### [SELECTED EXTRACT]
-=-=-=-=-

This sample demonstrates how to use TensorRT for RTX APIs to fine-tune engine compilation and inference. First please refer to the Hello World sample that goes over the basic concepts. In addition, this sample covers

  • Creating a TensorRT-RTX builder and network definition with dynamic shapes and setting AoT compilation targets using the setComputeCapability and associated API.
  • Efficiently checking if an engine file is expected to work for the current platform/environment using the Engine Compatibility API.
  • Configuring and serializing a runtime cache via setRuntimeCache and associated API to store JIT compiled kernels.
  • Setting, querying and running inference with dynamic shape information via various dynamic shape APIs.
  • Building weightless engines, and subsequently refitting weights on the deployed machines using the refit APIs.
  • Running inference for multiple input shapes with the compiled engine.

Building the Sample

Prerequisites

  • CMake 3.10 or later
  • Python 3.9 or later
  • CUDA Toolkit
  • An installation of TensorRT for RTX

Build Instructions

On Windows, add the TensorRT for RTX lib directory to your PATH environment variable:

$Env:PATH += ";$Env:PATH_TO_TRT_RTX\lib"

On Linux, add the TensorRT for RTX lib directory to your LD_LIBRARY_PATH environment variable:

export LD_LIBRARY_PATH=$LD_LIBRARY_PATH:${PATH_TO_TRT_RTX}/lib

Build for C++

  1. Run CMake from the current or the cpp directory, pointing it to your TensorRT for RTX installation, to create artifacts in the build directory

    cmake -B build -S . -DTRTRTX_INSTALL_DIR=/path/to/tensorrt-rtx
  2. Build the sample:

    cmake --build build

Build for Python

  1. Install TensorRT-RTX:

    python -m pip install tensorrt-rtx
  2. Install numpy and cuda-python from the python/requirements.txt file:

    python -m pip install -r python/requirements.txt

Running the Sample

After building, you can run the sample with:

./apiUsage

from the build directory.

-=-=-=-=-

### [INFORMATION PROVIDED]
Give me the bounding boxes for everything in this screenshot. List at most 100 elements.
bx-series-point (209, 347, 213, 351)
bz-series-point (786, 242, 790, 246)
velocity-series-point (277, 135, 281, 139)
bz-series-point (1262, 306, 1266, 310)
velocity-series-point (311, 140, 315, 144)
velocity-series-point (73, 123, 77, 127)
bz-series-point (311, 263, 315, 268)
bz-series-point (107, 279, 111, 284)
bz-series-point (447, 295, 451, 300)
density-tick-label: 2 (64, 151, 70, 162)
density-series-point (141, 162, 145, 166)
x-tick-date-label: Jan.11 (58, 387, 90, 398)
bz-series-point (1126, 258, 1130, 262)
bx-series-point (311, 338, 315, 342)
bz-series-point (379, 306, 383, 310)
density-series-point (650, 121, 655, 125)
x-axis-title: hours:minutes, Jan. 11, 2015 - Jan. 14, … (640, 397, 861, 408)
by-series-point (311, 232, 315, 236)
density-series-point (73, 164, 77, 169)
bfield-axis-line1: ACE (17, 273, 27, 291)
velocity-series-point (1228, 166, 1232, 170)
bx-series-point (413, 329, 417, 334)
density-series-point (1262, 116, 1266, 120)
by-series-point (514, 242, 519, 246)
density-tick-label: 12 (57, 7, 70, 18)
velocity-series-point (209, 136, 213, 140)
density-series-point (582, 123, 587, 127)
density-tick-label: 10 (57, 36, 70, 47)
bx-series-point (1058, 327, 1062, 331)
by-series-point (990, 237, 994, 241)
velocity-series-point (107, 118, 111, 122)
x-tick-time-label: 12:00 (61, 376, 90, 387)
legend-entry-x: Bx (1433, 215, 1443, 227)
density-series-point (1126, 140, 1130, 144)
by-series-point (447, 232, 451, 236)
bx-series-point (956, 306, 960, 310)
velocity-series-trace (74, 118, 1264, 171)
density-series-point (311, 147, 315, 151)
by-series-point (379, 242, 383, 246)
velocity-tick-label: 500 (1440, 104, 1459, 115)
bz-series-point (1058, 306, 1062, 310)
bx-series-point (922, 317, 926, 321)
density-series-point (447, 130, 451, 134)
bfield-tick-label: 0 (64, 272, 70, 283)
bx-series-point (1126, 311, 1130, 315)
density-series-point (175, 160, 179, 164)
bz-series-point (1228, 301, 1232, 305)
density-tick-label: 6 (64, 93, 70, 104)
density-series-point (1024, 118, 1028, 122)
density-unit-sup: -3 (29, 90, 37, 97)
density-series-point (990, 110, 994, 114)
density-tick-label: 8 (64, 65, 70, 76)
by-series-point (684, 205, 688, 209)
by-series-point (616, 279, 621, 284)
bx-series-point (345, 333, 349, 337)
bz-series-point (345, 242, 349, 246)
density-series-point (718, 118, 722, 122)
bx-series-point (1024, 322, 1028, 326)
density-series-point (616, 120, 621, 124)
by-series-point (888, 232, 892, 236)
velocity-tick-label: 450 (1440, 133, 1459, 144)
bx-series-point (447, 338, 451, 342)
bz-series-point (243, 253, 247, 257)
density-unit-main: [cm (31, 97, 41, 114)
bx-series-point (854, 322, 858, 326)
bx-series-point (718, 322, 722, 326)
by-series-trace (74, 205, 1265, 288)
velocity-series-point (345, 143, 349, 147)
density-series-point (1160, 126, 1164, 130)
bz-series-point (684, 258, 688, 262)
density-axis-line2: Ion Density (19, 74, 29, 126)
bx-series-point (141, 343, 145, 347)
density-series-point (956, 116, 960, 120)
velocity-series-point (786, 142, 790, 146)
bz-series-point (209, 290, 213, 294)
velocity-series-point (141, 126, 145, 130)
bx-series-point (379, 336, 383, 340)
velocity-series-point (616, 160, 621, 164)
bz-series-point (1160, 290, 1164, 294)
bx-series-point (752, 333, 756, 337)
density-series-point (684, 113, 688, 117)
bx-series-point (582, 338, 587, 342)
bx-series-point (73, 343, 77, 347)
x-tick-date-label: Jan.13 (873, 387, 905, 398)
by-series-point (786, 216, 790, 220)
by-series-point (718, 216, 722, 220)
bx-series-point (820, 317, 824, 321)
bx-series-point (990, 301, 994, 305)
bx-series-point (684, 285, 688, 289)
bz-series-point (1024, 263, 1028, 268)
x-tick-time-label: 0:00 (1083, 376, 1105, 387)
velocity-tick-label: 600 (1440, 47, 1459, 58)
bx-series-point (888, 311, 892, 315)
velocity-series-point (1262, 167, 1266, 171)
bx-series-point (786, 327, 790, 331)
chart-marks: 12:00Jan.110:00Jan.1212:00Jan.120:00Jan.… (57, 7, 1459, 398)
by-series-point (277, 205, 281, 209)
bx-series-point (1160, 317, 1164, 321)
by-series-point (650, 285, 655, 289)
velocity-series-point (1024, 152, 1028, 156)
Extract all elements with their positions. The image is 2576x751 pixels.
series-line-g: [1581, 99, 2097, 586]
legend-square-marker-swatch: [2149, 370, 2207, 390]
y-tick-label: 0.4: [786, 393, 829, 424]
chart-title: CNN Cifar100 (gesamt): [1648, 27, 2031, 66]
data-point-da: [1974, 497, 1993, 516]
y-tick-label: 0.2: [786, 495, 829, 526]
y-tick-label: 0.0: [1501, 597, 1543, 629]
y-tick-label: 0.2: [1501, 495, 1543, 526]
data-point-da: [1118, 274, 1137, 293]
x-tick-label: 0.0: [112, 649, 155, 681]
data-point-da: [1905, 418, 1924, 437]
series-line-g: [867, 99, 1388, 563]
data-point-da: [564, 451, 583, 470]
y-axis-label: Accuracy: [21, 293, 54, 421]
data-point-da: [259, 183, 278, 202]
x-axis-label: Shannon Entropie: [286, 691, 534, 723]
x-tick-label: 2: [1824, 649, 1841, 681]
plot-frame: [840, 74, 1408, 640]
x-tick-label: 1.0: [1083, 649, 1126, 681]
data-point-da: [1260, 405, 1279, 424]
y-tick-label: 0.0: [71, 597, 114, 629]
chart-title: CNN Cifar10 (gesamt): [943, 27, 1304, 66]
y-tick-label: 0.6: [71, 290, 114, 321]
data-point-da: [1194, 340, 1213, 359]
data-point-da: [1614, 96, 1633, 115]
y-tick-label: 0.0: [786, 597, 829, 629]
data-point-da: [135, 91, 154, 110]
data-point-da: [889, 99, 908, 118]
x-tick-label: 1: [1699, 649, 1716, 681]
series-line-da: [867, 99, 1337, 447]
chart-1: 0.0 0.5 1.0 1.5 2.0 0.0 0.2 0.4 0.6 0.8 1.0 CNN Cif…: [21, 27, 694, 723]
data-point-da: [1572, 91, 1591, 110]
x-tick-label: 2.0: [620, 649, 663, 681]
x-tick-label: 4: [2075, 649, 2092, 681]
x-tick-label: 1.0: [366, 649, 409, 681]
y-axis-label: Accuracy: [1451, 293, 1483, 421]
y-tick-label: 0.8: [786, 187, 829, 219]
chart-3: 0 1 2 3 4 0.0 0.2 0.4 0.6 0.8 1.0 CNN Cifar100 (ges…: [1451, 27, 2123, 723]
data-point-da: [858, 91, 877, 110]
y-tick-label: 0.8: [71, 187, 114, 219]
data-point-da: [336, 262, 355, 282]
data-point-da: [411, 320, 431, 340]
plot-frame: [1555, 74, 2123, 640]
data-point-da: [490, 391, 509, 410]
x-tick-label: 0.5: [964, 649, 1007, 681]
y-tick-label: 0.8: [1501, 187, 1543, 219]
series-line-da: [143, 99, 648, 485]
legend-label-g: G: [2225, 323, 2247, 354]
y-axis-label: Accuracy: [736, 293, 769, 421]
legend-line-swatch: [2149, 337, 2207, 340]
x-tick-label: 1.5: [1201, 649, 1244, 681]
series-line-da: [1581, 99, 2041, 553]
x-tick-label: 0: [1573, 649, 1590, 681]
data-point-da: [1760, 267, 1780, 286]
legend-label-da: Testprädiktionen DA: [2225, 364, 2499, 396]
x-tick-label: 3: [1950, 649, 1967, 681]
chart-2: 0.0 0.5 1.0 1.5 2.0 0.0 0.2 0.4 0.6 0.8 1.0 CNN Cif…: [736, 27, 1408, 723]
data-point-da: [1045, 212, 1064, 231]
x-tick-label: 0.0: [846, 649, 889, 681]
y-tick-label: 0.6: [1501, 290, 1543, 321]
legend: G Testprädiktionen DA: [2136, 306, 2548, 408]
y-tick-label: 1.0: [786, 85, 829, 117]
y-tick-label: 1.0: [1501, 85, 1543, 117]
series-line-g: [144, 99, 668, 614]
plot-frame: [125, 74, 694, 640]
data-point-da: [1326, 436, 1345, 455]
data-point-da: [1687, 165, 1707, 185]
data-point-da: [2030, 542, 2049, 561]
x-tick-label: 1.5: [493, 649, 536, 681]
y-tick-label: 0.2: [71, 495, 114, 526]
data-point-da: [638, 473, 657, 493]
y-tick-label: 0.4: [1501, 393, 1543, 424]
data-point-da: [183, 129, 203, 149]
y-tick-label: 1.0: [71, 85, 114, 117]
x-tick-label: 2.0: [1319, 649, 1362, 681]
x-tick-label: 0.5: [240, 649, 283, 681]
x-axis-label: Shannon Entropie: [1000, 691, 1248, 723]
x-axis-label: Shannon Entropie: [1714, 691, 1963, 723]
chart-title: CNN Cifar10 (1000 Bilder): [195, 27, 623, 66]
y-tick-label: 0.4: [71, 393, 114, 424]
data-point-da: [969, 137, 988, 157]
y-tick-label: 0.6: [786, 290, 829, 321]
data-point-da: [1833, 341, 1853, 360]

-=-=-=-=-

### [WHAT THE TASK ASKS]
Please write what comes next in the TensorRT for RTX sample guide, starting right after its final sentence.

### [SOLVED PROBLEM]
For the Python sample, run:

python api_usage.py

The sample will:

  1. Create and compile a simple neural network with dynamic shapes.
  2. Build a weightless engine on the current device and then refuel its weights.
  3. Run inference with different batch sizes and input values.
  4. Display the results.

Code Overview

The sample demonstrates several key concepts related to TensorRT for RTX APIs:

  • Network creation and configuration for dynamically-shaped input tensors.
  • Selecting deployment targets at AOT.
  • Configuring a weightless engine and refueling weights during deployment.
  • Using runtime cache to store JIT-compiled kernels.
  • Inference execution with changing dynamic shapes.

For detailed comments explaining each step, please refer to the apiUsage.cpp and api_usage.py source files.